**EXCERPTED DATA:**
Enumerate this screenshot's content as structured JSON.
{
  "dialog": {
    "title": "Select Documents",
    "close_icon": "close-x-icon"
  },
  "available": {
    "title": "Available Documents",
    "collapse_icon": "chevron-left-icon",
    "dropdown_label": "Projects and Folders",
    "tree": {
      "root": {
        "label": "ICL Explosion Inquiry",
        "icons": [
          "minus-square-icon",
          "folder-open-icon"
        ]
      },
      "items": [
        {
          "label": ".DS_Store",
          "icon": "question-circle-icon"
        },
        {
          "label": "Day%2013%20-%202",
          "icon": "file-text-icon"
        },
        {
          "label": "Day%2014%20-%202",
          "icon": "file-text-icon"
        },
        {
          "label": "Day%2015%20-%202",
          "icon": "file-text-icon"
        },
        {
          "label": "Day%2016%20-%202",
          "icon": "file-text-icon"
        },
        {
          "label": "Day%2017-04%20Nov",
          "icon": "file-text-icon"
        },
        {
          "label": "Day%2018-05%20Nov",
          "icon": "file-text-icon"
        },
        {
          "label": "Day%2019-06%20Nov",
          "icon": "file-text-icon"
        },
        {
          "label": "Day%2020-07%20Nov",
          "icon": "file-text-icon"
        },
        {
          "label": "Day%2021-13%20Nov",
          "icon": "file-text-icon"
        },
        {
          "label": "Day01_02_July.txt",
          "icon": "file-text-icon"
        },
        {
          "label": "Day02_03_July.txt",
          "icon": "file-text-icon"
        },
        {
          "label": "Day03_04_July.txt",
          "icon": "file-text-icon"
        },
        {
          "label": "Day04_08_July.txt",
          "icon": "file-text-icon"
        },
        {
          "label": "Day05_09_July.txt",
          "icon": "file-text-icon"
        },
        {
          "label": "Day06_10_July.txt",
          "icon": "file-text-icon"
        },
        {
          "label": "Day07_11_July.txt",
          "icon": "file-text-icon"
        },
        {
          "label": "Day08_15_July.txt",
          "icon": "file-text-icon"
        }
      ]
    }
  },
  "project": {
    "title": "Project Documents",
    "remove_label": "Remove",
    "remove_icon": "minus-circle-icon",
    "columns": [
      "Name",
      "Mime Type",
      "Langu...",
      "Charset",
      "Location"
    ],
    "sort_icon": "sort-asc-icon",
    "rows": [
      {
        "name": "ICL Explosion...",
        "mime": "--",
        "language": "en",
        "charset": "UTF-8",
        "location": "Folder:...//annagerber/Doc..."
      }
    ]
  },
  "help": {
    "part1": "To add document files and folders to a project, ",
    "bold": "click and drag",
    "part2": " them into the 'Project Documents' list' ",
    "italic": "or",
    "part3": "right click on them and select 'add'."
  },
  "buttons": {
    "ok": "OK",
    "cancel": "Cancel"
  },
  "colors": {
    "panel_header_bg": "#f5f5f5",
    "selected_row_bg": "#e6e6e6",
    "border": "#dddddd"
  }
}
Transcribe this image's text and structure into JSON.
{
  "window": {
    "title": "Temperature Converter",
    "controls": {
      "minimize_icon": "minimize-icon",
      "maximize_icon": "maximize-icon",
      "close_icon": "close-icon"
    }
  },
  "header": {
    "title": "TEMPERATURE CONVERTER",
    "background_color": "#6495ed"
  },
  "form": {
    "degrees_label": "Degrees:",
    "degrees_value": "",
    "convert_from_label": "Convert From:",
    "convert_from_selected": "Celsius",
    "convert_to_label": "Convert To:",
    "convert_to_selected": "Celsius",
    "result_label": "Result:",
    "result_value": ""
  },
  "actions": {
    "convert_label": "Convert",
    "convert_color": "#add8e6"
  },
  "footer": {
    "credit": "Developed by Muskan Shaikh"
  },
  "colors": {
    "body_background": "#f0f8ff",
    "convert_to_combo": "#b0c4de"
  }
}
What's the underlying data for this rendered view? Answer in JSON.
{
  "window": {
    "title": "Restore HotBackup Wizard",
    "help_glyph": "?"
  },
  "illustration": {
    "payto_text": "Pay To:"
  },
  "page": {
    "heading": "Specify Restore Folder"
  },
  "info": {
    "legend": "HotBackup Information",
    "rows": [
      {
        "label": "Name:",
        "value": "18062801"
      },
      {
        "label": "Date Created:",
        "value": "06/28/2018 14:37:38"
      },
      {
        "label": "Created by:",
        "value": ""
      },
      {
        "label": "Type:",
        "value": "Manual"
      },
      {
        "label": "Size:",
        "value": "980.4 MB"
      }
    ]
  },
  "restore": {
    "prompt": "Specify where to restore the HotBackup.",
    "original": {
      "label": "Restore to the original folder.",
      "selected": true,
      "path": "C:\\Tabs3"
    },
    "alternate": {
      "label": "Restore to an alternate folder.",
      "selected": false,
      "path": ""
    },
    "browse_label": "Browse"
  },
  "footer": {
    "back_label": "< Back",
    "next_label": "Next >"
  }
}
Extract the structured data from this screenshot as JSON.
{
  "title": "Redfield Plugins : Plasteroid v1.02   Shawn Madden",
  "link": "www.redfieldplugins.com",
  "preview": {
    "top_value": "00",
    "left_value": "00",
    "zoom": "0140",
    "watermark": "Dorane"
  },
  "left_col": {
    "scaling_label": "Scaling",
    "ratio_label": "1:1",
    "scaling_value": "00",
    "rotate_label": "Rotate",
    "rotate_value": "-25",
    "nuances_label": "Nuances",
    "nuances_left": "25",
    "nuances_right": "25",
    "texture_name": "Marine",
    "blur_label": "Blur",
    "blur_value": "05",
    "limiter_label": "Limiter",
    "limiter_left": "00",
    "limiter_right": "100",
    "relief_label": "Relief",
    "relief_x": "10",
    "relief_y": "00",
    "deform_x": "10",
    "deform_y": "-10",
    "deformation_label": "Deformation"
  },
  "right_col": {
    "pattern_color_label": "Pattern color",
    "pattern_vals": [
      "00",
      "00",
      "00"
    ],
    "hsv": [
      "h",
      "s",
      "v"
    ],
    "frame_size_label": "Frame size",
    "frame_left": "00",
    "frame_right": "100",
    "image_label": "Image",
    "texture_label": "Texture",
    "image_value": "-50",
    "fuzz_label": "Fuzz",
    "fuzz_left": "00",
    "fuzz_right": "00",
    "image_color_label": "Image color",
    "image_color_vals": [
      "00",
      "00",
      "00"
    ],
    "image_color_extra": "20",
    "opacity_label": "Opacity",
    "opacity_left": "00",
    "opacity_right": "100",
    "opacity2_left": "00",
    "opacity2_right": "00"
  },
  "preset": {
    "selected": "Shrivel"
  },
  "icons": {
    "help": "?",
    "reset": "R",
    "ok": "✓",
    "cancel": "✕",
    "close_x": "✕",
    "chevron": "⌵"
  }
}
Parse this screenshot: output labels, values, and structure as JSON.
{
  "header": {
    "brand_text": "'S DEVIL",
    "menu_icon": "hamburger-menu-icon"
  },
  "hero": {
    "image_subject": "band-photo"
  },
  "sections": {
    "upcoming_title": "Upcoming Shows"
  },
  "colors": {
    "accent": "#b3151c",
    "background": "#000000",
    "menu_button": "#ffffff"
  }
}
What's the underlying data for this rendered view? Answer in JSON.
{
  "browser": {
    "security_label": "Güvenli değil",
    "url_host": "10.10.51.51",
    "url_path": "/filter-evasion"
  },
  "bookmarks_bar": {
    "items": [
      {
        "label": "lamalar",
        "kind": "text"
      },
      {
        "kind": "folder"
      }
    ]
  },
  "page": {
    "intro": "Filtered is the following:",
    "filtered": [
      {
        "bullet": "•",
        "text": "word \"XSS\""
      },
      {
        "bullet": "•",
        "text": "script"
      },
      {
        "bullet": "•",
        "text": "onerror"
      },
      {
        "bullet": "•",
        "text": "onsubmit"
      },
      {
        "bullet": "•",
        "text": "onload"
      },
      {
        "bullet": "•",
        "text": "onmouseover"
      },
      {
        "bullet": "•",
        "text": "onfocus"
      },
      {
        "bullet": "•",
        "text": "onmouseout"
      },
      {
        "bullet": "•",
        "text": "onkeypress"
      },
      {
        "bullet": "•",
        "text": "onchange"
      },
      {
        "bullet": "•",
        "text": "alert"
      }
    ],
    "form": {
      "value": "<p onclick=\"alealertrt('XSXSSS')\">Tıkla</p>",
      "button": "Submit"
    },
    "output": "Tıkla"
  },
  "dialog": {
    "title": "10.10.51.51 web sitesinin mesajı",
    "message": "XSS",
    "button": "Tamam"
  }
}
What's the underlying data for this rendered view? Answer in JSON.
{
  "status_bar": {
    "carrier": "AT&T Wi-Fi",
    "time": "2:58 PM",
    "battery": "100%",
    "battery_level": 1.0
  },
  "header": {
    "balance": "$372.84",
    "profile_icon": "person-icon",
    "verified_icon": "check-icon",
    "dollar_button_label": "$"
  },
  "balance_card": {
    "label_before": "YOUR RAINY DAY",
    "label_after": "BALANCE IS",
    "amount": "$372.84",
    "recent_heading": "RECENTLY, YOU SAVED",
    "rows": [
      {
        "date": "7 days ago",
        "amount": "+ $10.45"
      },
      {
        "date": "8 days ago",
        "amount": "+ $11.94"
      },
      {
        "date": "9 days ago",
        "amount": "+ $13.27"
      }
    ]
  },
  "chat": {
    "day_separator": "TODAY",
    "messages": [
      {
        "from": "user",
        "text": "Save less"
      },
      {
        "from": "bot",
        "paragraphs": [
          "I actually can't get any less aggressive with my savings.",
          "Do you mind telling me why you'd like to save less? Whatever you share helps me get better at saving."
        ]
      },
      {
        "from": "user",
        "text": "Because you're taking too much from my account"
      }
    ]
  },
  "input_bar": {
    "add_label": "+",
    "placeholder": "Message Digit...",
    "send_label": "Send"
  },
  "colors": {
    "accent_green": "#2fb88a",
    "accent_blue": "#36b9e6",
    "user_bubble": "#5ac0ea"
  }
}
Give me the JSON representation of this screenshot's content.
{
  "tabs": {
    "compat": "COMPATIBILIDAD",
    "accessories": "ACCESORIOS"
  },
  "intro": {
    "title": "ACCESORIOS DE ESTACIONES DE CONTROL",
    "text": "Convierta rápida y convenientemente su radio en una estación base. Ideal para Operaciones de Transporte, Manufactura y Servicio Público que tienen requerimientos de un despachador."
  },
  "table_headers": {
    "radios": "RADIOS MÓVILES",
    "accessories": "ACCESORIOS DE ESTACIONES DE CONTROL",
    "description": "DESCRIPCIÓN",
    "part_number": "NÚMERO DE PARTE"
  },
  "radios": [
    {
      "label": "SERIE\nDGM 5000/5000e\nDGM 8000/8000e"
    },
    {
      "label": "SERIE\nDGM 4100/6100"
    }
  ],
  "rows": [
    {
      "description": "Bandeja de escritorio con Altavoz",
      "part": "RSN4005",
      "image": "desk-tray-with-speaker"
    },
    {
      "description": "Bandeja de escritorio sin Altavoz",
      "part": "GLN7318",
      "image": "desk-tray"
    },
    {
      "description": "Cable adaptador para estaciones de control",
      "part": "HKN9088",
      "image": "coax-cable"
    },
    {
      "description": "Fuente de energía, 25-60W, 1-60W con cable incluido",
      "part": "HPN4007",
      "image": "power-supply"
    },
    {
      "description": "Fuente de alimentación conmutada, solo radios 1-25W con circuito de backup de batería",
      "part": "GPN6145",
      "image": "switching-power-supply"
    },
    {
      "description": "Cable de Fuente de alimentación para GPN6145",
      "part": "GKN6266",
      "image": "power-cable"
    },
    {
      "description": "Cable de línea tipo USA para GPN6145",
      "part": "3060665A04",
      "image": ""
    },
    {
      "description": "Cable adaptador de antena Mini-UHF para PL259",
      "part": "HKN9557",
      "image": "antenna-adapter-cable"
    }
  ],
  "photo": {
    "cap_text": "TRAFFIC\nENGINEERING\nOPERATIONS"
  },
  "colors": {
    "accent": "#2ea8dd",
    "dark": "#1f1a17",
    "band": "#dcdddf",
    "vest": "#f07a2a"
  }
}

**STATED GOAL:** Select every line above that contains the word "escritorio", and copy it.

**IN RESPONSE:**
      "description": "Bandeja de escritorio con Altavoz",
      "description": "Bandeja de escritorio sin Altavoz",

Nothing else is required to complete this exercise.